Description of the task » Read the records below and copy each line that contains "Elout".
__________________________________________________
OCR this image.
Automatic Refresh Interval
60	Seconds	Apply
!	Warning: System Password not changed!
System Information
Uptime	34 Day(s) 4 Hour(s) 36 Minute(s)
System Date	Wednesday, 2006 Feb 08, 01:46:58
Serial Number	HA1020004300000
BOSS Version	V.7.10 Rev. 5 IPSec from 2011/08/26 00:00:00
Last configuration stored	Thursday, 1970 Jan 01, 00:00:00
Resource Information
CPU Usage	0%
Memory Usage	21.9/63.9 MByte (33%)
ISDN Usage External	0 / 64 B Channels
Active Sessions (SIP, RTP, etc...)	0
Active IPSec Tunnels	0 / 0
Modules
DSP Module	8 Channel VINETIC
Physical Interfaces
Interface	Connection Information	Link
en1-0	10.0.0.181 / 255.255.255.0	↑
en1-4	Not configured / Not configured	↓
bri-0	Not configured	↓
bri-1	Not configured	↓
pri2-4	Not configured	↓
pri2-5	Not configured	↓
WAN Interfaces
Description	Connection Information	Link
__________________________________________________
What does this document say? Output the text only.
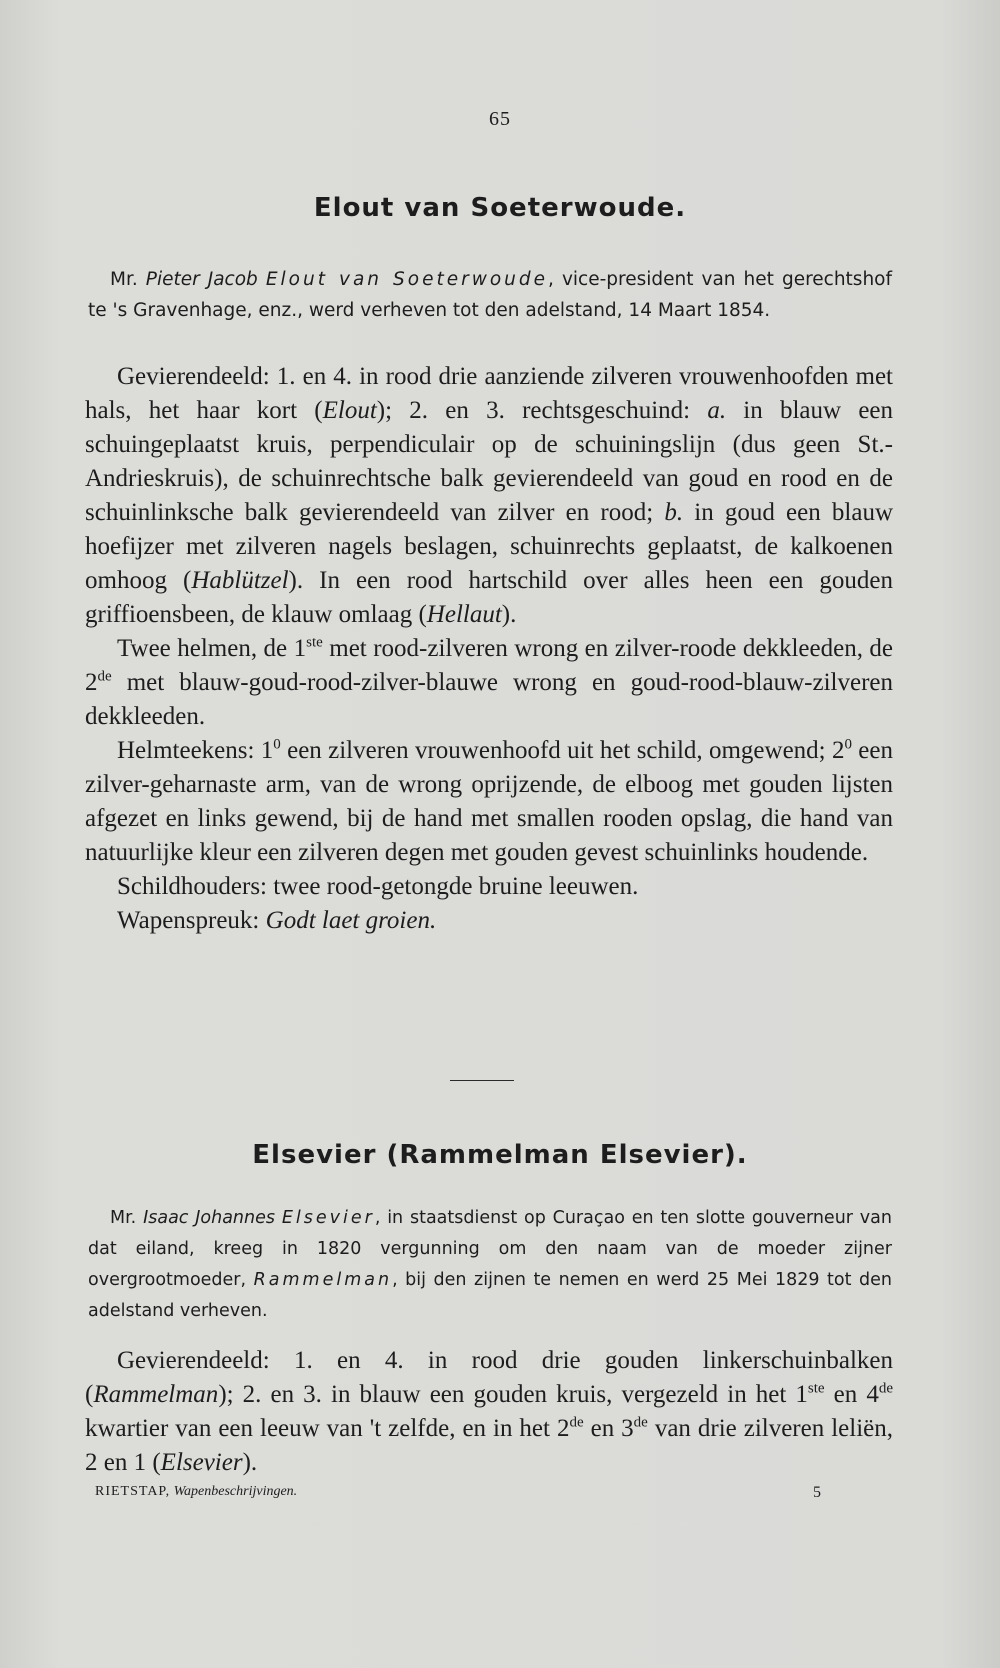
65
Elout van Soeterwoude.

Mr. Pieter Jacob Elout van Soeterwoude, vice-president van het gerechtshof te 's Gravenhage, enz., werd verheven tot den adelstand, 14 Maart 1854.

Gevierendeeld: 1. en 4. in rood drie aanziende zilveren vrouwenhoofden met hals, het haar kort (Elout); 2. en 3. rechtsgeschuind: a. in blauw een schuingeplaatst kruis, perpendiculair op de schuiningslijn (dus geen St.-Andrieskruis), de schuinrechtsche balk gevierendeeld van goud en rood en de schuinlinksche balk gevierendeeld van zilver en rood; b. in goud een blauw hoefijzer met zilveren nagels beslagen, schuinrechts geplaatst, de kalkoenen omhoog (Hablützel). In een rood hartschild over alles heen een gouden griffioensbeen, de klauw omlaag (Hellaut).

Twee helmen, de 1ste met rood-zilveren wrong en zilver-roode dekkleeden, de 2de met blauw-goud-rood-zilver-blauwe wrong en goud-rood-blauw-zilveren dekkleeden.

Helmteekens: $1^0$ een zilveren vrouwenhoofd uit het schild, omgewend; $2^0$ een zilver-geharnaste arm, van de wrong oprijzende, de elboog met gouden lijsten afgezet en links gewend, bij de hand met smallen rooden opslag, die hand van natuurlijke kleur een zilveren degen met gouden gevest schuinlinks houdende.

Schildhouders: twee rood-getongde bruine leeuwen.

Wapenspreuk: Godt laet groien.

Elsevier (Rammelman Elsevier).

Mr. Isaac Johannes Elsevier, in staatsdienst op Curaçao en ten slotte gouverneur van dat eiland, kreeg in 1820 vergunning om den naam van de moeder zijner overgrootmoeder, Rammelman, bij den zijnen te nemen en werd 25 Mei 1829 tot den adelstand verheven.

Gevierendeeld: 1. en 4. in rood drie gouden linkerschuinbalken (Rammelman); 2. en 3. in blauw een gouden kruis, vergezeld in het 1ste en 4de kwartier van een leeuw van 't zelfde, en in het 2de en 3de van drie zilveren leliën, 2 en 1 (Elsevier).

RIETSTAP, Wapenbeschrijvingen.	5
__________________________________________________
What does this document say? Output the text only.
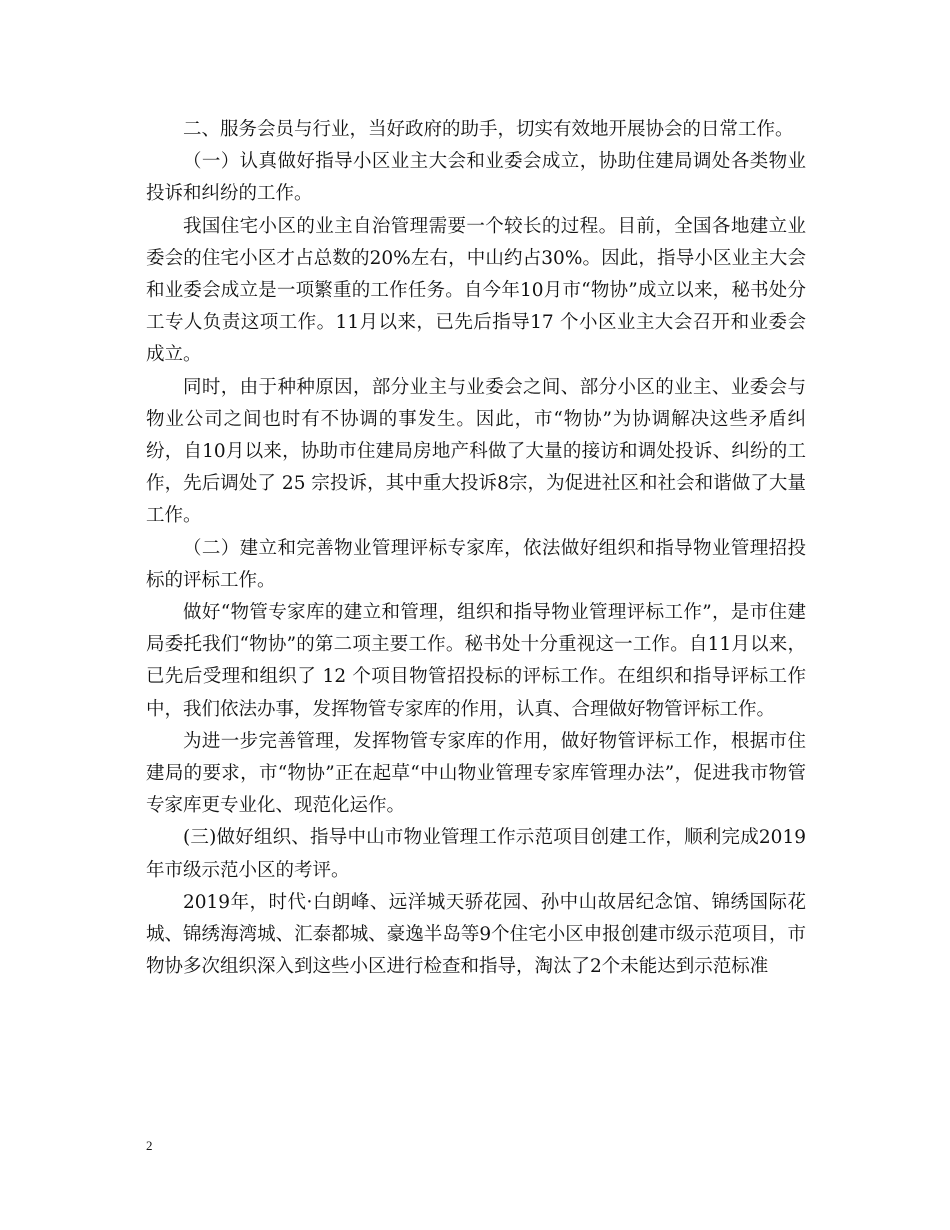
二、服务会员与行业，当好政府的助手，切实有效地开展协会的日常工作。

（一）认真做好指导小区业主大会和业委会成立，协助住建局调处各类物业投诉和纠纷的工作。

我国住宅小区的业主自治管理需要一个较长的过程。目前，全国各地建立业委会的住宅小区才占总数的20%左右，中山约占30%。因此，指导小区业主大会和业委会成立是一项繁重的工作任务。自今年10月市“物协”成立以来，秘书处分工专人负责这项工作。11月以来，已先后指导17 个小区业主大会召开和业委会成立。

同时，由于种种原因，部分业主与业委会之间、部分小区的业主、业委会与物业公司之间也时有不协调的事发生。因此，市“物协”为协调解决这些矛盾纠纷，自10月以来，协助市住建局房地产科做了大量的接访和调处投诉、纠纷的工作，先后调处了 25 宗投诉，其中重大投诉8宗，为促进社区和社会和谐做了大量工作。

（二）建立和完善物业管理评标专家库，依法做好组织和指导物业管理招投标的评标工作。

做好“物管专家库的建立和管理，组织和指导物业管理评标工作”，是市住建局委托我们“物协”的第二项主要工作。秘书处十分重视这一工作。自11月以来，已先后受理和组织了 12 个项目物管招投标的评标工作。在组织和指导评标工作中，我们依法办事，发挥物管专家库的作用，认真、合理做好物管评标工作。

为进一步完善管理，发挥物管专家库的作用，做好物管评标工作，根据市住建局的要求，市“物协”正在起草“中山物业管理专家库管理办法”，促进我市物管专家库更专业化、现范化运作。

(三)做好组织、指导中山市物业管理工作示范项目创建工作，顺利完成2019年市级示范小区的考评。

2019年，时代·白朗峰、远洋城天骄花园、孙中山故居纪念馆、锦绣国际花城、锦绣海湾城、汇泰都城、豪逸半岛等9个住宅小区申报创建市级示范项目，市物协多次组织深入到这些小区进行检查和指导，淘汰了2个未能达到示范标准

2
__________________________________________________
Expected answer »
Elout van Soeterwoude.
Mr. Pieter Jacob Elout van Soeterwoude, vice-president van het gerechtshof te 's Gravenhage, enz., werd verheven tot den adelstand, 14 Maart 1854.
Gevierendeeld: 1. en 4. in rood drie aanziende zilveren vrouwenhoofden met hals, het haar kort (Elout); 2. en 3. rechtsgeschuind: a. in blauw een schuingeplaatst kruis, perpendiculair op de schuiningslijn (dus geen St.-Andrieskruis), de schuinrechtsche balk gevierendeeld van goud en rood en de schuinlinksche balk gevierendeeld van zilver en rood; b. in goud een blauw hoefijzer met zilveren nagels beslagen, schuinrechts geplaatst, de kalkoenen omhoog (Hablützel). In een rood hartschild over alles heen een gouden griffioensbeen, de klauw omlaag (Hellaut).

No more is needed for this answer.